*WORK TO COMPLETE*
Retype all of the listing exactly, passing over any picture you find.

=-=-=

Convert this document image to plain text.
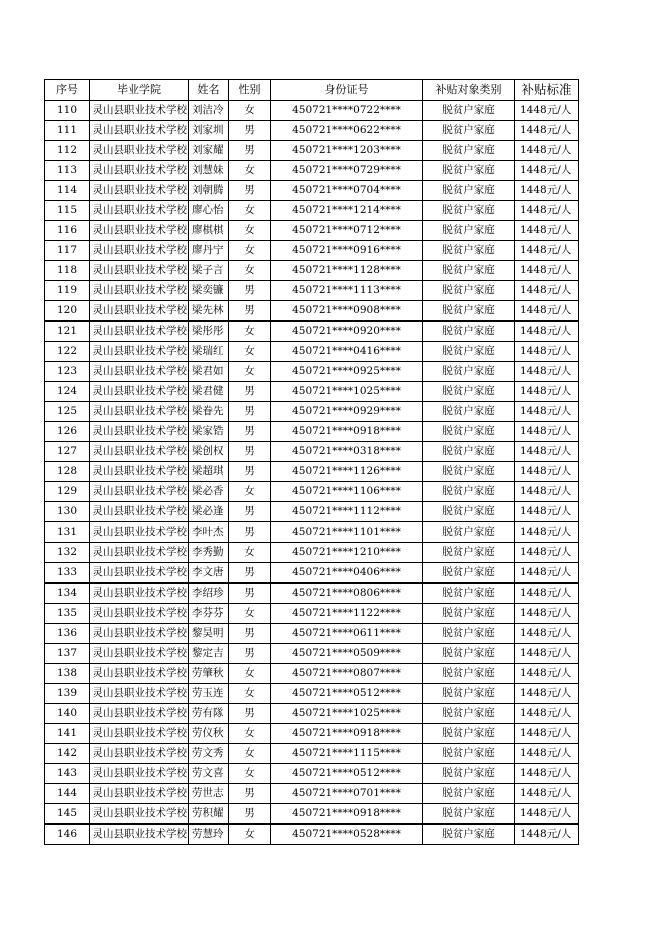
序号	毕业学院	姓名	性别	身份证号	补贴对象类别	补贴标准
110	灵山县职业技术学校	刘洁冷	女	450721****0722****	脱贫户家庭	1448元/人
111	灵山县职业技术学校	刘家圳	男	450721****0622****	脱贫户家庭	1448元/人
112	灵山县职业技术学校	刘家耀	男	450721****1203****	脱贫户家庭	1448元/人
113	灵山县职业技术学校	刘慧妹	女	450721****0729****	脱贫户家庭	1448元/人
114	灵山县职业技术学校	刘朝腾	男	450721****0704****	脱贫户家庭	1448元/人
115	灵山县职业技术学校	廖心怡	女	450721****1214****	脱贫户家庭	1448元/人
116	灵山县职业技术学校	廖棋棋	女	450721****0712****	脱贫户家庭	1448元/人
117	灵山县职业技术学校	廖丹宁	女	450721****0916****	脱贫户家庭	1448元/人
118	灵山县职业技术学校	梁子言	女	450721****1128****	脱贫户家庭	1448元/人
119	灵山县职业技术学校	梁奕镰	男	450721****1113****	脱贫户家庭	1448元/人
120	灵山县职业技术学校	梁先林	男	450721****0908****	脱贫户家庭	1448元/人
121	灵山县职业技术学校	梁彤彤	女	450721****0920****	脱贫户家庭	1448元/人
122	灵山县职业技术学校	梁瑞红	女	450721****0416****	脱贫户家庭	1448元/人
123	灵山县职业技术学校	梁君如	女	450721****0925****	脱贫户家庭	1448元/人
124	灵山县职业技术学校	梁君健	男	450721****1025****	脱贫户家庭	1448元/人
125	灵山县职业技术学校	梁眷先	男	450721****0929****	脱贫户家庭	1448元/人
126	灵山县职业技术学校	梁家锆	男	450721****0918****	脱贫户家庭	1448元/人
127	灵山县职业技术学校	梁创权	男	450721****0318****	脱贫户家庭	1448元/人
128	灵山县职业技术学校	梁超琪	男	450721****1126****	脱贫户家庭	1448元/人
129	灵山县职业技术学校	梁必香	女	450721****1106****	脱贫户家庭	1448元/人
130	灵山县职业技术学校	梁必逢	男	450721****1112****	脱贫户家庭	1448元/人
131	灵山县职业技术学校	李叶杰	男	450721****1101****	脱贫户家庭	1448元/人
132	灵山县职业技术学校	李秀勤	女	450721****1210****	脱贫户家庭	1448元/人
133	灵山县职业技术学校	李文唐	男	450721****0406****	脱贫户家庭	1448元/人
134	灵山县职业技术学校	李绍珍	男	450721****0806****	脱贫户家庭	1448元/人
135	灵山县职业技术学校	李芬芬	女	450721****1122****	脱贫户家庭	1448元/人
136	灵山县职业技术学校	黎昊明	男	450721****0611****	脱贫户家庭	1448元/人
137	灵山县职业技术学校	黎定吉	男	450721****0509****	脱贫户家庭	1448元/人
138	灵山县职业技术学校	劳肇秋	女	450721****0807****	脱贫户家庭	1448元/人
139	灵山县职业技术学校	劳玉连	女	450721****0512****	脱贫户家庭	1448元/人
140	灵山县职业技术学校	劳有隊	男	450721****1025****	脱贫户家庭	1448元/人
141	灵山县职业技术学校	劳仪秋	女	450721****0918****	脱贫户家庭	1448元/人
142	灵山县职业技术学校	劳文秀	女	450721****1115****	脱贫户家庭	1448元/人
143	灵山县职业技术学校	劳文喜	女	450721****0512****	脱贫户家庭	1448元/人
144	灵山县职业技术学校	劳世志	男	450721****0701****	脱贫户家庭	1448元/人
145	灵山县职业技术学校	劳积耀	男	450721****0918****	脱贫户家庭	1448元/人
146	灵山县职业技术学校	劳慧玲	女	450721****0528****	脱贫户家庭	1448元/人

=-=-=

*OUTPUT*
Convert this document image to plain text.
序号	毕业学院	姓名	性别	身份证号	补贴对象类别	补贴标准
110	灵山县职业技术学校	刘洁冷	女	450721****0722****	脱贫户家庭	1448元/人
111	灵山县职业技术学校	刘家圳	男	450721****0622****	脱贫户家庭	1448元/人
112	灵山县职业技术学校	刘家耀	男	450721****1203****	脱贫户家庭	1448元/人
113	灵山县职业技术学校	刘慧妹	女	450721****0729****	脱贫户家庭	1448元/人
114	灵山县职业技术学校	刘朝腾	男	450721****0704****	脱贫户家庭	1448元/人
115	灵山县职业技术学校	廖心怡	女	450721****1214****	脱贫户家庭	1448元/人
116	灵山县职业技术学校	廖棋棋	女	450721****0712****	脱贫户家庭	1448元/人
117	灵山县职业技术学校	廖丹宁	女	450721****0916****	脱贫户家庭	1448元/人
118	灵山县职业技术学校	梁子言	女	450721****1128****	脱贫户家庭	1448元/人
119	灵山县职业技术学校	梁奕镰	男	450721****1113****	脱贫户家庭	1448元/人
120	灵山县职业技术学校	梁先林	男	450721****0908****	脱贫户家庭	1448元/人
121	灵山县职业技术学校	梁彤彤	女	450721****0920****	脱贫户家庭	1448元/人
122	灵山县职业技术学校	梁瑞红	女	450721****0416****	脱贫户家庭	1448元/人
123	灵山县职业技术学校	梁君如	女	450721****0925****	脱贫户家庭	1448元/人
124	灵山县职业技术学校	梁君健	男	450721****1025****	脱贫户家庭	1448元/人
125	灵山县职业技术学校	梁眷先	男	450721****0929****	脱贫户家庭	1448元/人
126	灵山县职业技术学校	梁家锆	男	450721****0918****	脱贫户家庭	1448元/人
127	灵山县职业技术学校	梁创权	男	450721****0318****	脱贫户家庭	1448元/人
128	灵山县职业技术学校	梁超琪	男	450721****1126****	脱贫户家庭	1448元/人
129	灵山县职业技术学校	梁必香	女	450721****1106****	脱贫户家庭	1448元/人
130	灵山县职业技术学校	梁必逢	男	450721****1112****	脱贫户家庭	1448元/人
131	灵山县职业技术学校	李叶杰	男	450721****1101****	脱贫户家庭	1448元/人
132	灵山县职业技术学校	李秀勤	女	450721****1210****	脱贫户家庭	1448元/人
133	灵山县职业技术学校	李文唐	男	450721****0406****	脱贫户家庭	1448元/人
134	灵山县职业技术学校	李绍珍	男	450721****0806****	脱贫户家庭	1448元/人
135	灵山县职业技术学校	李芬芬	女	450721****1122****	脱贫户家庭	1448元/人
136	灵山县职业技术学校	黎昊明	男	450721****0611****	脱贫户家庭	1448元/人
137	灵山县职业技术学校	黎定吉	男	450721****0509****	脱贫户家庭	1448元/人
138	灵山县职业技术学校	劳肇秋	女	450721****0807****	脱贫户家庭	1448元/人
139	灵山县职业技术学校	劳玉连	女	450721****0512****	脱贫户家庭	1448元/人
140	灵山县职业技术学校	劳有隊	男	450721****1025****	脱贫户家庭	1448元/人
141	灵山县职业技术学校	劳仪秋	女	450721****0918****	脱贫户家庭	1448元/人
142	灵山县职业技术学校	劳文秀	女	450721****1115****	脱贫户家庭	1448元/人
143	灵山县职业技术学校	劳文喜	女	450721****0512****	脱贫户家庭	1448元/人
144	灵山县职业技术学校	劳世志	男	450721****0701****	脱贫户家庭	1448元/人
145	灵山县职业技术学校	劳积耀	男	450721****0918****	脱贫户家庭	1448元/人
146	灵山县职业技术学校	劳慧玲	女	450721****0528****	脱贫户家庭	1448元/人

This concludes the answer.